Minister of Education Mike Bernier came to New Westminster on Tuesday, June 7, 2016, to announce the long-awaited funding approval for the New Westminster Secondary School replacement project. The $106.5 million replacement of New Westminster Secondary School was completed near the end of the summer of 2020. This $106.5 million budget for the new school is the largest budget in BC history to be allocated to a school. The new school is now home for over two thousand grade 9 to 12 students as of 2024. The new school has been designed to meet the modern standards for safety, accessibility and learning.

==Notable alumni==

- Josh Byrne – professional lacrosse player (Buffalo Bandits; Chaos LC)
- Felix Cartal – musician and DJ
- Todd Ewen – professional National Hockey League player (1985–2000)
- Peter Julian – Canadian Member of Parliament for the New Democratic Party
- Kasey Lum – director
- Eva Markvoort – Miss New Westminster 2002
- Justin Morneau – Major League Baseball player of the Minnesota Twins, and MVP winner
- Jamila Pomeroy – writer, director, actor
- Bill Ranford – professional National Hockey League player; four time Stanley Cup (active player and twice as goaltending coach) and Conn Smythe Trophy winner (1990 Stanley Cup Final)

==Filming location==
- NWSS was the main filming location for the five-season television series 21 Jump Street.
- NWSS is the main filming location for the videos used in the Premier Go Program.
- NWSS was the main filming location in 2015 for the short film "That's So Straight".

To do:
A - In the school passage, who announced the funding approval for the replacement project, and on what date?
B - From the school passage, copy the words that begin at "- Felix Cartal" and stop after "Stanley Cup Final)".
C - Decide whether each statement agrees with the school passage. Answer yes or no, and quote the words from the passage that decide it.
(i) The replacement school was completed near the end of the summer of 2020.
(ii) Felix Cartal is listed as a professional lacrosse player.
(iii) NWSS was the main filming location for the television series 21 Jump Street.

Data:
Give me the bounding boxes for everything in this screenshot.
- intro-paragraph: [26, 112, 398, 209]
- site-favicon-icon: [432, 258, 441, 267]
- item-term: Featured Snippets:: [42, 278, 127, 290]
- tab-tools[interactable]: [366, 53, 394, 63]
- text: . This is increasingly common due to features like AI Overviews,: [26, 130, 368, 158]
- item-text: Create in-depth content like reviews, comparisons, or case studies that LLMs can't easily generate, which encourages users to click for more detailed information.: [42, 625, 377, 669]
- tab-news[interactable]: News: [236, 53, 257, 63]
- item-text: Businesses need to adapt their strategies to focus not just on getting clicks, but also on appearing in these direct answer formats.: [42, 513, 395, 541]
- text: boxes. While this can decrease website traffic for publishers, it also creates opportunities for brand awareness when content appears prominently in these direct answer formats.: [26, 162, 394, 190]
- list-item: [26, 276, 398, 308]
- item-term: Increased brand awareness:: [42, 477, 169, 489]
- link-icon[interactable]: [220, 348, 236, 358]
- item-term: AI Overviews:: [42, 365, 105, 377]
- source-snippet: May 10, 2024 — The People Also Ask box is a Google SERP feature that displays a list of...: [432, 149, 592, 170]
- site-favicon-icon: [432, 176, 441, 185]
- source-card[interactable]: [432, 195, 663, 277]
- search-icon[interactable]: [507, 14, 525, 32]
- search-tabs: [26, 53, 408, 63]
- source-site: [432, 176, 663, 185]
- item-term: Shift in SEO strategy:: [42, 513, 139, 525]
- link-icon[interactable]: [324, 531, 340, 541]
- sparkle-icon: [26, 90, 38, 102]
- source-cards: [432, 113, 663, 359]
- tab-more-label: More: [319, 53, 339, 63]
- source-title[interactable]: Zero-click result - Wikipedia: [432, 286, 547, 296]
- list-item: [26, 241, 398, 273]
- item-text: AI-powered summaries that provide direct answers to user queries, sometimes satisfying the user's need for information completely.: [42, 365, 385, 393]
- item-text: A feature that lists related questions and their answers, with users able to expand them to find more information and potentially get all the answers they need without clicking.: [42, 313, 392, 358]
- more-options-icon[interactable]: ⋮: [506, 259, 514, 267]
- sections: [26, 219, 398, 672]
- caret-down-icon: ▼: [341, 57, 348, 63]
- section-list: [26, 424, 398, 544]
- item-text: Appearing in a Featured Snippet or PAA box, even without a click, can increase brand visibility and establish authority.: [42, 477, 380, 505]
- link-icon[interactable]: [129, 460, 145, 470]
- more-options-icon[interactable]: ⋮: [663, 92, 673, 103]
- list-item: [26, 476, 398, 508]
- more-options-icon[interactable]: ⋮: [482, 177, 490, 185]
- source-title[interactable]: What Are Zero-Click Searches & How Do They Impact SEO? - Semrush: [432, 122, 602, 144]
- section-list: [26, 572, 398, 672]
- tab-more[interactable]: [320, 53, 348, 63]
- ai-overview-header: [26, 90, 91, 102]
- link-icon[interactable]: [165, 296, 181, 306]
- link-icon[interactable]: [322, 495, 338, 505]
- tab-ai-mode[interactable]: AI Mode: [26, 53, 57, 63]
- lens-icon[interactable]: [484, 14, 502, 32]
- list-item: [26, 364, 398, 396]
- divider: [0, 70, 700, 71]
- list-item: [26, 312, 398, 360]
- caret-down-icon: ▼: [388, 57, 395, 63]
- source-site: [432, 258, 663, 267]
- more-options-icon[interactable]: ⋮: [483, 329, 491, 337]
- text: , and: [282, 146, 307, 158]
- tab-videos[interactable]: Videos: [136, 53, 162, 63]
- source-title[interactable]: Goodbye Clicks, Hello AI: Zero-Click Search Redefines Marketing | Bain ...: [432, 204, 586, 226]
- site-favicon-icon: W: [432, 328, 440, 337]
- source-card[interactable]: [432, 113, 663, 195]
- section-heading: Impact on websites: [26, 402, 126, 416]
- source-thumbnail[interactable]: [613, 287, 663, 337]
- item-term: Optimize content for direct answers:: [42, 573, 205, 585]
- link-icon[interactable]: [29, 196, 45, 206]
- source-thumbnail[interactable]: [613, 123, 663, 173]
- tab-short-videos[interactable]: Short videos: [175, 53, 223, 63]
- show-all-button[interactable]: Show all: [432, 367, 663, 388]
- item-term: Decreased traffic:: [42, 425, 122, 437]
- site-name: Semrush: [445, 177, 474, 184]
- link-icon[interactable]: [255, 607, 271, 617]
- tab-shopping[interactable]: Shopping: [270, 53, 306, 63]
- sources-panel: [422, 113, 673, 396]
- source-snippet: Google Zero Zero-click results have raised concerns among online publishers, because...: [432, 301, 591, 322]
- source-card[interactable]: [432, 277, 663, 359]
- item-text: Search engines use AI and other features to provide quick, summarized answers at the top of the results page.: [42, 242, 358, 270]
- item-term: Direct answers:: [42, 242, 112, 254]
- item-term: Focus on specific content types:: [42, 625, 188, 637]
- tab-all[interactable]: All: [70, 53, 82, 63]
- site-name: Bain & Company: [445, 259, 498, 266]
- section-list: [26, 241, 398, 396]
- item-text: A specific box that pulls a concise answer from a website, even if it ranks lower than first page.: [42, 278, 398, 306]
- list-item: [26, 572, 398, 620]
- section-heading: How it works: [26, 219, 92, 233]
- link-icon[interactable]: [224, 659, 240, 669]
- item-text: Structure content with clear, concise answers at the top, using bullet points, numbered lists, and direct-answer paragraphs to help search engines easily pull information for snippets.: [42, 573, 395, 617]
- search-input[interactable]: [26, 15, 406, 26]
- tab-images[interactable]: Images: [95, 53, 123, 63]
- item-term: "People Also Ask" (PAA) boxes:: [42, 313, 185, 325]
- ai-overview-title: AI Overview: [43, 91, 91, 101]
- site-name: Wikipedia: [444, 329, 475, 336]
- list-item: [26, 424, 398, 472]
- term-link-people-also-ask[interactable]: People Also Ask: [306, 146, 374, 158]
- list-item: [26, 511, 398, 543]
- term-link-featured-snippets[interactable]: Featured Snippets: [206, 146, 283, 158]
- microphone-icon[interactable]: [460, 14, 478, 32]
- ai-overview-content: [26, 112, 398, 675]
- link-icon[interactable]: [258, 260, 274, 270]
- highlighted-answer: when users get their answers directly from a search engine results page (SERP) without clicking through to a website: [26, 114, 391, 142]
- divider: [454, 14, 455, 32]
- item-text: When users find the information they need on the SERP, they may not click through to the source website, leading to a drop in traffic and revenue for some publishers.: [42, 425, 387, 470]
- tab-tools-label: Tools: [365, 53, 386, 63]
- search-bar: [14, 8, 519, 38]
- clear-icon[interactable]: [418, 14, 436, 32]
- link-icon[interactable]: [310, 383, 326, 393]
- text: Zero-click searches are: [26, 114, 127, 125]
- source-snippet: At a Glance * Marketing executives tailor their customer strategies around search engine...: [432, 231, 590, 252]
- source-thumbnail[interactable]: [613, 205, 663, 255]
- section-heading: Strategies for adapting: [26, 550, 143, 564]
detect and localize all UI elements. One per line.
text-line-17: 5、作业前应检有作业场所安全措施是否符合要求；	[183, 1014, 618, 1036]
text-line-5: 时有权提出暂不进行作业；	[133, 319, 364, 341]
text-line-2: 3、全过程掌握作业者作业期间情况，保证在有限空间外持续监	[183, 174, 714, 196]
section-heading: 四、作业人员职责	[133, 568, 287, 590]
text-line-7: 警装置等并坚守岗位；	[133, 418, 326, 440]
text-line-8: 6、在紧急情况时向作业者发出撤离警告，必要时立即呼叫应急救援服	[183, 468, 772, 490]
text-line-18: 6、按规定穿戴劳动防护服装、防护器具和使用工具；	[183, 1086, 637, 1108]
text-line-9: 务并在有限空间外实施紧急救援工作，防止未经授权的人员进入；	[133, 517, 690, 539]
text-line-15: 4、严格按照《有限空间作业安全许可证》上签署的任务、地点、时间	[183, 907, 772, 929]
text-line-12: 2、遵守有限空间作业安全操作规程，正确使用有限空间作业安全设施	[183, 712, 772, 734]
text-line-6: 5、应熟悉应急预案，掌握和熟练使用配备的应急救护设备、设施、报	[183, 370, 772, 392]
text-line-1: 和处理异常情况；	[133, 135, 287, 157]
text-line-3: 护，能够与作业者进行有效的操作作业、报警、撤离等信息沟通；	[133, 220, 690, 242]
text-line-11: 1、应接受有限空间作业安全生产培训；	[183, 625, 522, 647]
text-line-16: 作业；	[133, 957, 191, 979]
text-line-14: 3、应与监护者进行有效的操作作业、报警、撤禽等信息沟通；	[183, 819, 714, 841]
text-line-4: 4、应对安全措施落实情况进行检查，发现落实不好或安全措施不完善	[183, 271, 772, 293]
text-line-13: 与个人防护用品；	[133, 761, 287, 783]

Outputs by task:
A - Minister of Education Mike Bernier announced it on Tuesday, June 7, 2016.

B -
- Felix Cartal – musician and DJ
- Todd Ewen – professional National Hockey League player (1985–2000)
- Peter Julian – Canadian Member of Parliament for the New Democratic Party
- Kasey Lum – director
- Eva Markvoort – Miss New Westminster 2002
- Justin Morneau – Major League Baseball player of the Minnesota Twins, and MVP winner
- Jamila Pomeroy – writer, director, actor
- Bill Ranford – professional National Hockey League player; four time Stanley Cup (active player and twice as goaltending coach) and Conn Smythe Trophy winner (1990 Stanley Cup Final)

C -
(i) Yes: "was completed near the end of the summer of 2020"
(ii) No: "Felix Cartal – musician and DJ"
(iii) Yes: "NWSS was the main filming location for the five-season television series 21 Jump Street."